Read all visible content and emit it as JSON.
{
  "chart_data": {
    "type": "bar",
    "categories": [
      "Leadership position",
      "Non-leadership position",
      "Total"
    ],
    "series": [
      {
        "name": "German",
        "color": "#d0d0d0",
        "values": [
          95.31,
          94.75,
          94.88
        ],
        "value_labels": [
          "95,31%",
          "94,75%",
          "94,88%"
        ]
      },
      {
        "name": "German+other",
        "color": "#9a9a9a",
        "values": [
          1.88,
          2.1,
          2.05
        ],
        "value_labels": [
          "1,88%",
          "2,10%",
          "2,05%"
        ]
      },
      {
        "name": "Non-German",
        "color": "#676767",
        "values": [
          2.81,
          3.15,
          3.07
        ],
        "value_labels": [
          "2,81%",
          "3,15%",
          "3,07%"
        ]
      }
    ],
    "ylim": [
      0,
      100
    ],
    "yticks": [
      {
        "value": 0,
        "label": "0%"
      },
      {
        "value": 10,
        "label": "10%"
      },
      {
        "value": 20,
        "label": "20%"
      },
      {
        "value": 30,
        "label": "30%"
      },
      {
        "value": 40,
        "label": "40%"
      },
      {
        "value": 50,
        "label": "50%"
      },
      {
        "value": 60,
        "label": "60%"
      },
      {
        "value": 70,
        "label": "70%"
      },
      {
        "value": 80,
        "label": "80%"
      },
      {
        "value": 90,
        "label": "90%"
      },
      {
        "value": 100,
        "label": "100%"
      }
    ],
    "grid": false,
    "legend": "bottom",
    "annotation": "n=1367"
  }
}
++++++++++++++++++++
- [Exercise brief]:
Repeat the material above in full, exactly as it stands.

- [Task answer]:
Read all visible content and emit it as JSON.
{
  "chart_data": {
    "type": "bar",
    "categories": [
      "Leadership position",
      "Non-leadership position",
      "Total"
    ],
    "series": [
      {
        "name": "German",
        "color": "#d0d0d0",
        "values": [
          95.31,
          94.75,
          94.88
        ],
        "value_labels": [
          "95,31%",
          "94,75%",
          "94,88%"
        ]
      },
      {
        "name": "German+other",
        "color": "#9a9a9a",
        "values": [
          1.88,
          2.1,
          2.05
        ],
        "value_labels": [
          "1,88%",
          "2,10%",
          "2,05%"
        ]
      },
      {
        "name": "Non-German",
        "color": "#676767",
        "values": [
          2.81,
          3.15,
          3.07
        ],
        "value_labels": [
          "2,81%",
          "3,15%",
          "3,07%"
        ]
      }
    ],
    "ylim": [
      0,
      100
    ],
    "yticks": [
      {
        "value": 0,
        "label": "0%"
      },
      {
        "value": 10,
        "label": "10%"
      },
      {
        "value": 20,
        "label": "20%"
      },
      {
        "value": 30,
        "label": "30%"
      },
      {
        "value": 40,
        "label": "40%"
      },
      {
        "value": 50,
        "label": "50%"
      },
      {
        "value": 60,
        "label": "60%"
      },
      {
        "value": 70,
        "label": "70%"
      },
      {
        "value": 80,
        "label": "80%"
      },
      {
        "value": 90,
        "label": "90%"
      },
      {
        "value": 100,
        "label": "100%"
      }
    ],
    "grid": false,
    "legend": "bottom",
    "annotation": "n=1367"
  }
}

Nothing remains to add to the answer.